Check every line of the entries below for the word "this", and copy the ones that have it.

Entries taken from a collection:
/---

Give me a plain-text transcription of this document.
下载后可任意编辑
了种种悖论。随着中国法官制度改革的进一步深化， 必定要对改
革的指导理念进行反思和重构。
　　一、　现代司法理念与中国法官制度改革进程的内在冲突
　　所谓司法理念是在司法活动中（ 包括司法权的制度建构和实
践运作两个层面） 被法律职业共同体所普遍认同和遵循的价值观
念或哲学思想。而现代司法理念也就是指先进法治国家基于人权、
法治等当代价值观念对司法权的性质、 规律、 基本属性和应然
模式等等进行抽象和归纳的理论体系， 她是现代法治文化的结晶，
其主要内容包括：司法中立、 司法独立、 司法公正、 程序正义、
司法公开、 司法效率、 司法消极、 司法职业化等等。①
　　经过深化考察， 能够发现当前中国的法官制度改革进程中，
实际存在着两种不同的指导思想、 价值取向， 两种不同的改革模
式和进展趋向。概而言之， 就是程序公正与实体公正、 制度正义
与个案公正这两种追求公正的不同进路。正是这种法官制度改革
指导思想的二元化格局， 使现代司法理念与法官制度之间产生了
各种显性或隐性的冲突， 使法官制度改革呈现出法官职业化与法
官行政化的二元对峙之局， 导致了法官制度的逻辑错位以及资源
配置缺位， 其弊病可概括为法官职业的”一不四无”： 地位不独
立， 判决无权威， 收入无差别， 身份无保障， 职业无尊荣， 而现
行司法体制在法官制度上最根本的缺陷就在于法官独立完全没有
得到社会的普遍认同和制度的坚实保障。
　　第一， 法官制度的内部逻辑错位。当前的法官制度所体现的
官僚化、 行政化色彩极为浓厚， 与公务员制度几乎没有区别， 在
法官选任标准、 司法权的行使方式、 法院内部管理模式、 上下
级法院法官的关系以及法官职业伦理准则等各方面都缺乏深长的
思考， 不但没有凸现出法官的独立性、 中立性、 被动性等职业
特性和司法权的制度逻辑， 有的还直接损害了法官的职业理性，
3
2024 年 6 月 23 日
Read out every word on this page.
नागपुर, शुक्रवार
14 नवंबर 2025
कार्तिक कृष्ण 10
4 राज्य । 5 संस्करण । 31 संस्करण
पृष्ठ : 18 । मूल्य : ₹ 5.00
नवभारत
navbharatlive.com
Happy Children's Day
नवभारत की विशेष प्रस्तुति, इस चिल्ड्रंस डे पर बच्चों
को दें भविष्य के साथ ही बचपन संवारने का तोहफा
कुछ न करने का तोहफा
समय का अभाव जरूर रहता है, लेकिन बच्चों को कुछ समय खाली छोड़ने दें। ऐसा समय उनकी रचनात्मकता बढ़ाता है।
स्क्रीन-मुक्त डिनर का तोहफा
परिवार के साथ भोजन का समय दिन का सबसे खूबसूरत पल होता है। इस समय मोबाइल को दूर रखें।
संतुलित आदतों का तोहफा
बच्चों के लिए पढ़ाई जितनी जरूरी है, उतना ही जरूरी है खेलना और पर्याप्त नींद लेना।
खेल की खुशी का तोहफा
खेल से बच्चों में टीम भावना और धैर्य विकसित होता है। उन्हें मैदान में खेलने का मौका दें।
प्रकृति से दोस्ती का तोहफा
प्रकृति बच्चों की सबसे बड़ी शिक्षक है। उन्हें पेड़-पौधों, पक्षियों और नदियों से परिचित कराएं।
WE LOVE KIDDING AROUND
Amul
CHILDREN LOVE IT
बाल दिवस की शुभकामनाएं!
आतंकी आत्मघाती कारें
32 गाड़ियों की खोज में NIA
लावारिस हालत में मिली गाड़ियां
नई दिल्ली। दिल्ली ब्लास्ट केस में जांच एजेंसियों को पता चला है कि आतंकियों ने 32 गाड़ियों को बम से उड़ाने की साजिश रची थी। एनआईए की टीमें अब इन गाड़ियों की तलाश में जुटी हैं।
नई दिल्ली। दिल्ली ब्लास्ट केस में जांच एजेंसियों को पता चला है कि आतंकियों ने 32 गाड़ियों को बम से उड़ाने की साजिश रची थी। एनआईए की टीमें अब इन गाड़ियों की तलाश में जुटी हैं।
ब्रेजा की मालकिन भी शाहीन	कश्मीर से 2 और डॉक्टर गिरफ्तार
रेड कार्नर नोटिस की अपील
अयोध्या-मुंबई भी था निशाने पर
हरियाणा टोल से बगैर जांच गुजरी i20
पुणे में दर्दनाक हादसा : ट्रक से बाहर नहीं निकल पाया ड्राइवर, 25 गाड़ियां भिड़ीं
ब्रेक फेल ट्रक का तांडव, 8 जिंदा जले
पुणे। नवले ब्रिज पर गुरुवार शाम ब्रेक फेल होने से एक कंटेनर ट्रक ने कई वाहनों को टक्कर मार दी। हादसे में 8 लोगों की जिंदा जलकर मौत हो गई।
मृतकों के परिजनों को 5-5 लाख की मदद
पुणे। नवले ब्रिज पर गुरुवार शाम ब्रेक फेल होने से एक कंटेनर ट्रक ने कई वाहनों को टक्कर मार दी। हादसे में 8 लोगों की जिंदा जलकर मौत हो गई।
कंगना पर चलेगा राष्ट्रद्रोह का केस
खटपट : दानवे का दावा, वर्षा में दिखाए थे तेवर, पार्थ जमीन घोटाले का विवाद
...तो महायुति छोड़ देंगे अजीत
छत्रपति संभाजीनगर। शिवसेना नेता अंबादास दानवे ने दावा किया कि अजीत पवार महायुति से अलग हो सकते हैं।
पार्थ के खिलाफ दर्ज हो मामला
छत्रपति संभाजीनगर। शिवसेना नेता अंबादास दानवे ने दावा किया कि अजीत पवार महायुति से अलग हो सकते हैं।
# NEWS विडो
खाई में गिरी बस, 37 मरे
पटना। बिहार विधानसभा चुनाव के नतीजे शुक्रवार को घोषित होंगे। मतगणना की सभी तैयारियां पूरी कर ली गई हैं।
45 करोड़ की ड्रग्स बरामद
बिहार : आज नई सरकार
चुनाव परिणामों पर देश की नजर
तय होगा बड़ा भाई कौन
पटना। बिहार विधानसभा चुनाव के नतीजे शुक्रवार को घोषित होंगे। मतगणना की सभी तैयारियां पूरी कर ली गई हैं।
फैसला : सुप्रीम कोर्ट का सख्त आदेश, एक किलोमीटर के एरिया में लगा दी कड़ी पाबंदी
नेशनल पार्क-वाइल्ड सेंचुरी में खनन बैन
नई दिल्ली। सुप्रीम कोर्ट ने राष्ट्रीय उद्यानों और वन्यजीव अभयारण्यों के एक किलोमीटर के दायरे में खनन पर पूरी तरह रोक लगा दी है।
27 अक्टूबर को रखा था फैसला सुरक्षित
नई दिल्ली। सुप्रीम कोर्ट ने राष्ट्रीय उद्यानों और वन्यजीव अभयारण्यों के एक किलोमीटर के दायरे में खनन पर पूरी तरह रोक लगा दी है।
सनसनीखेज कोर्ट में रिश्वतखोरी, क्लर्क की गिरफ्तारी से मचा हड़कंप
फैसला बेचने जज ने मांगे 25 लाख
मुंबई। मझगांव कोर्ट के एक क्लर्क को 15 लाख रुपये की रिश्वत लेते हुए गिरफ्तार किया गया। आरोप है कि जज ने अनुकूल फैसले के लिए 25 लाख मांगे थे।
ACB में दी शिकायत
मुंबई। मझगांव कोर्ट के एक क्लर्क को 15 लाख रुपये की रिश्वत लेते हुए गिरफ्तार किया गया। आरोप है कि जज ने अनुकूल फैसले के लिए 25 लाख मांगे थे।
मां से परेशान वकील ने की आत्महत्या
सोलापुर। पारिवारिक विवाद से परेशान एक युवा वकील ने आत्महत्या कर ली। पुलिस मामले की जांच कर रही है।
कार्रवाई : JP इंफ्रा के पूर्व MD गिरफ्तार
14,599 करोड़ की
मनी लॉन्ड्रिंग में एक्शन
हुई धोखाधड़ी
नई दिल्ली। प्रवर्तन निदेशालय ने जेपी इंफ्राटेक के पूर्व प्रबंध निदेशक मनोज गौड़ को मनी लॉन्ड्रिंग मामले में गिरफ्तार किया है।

\---

Output of the exercise:
Give me a plain-text transcription of this document.
Read out every word on this page.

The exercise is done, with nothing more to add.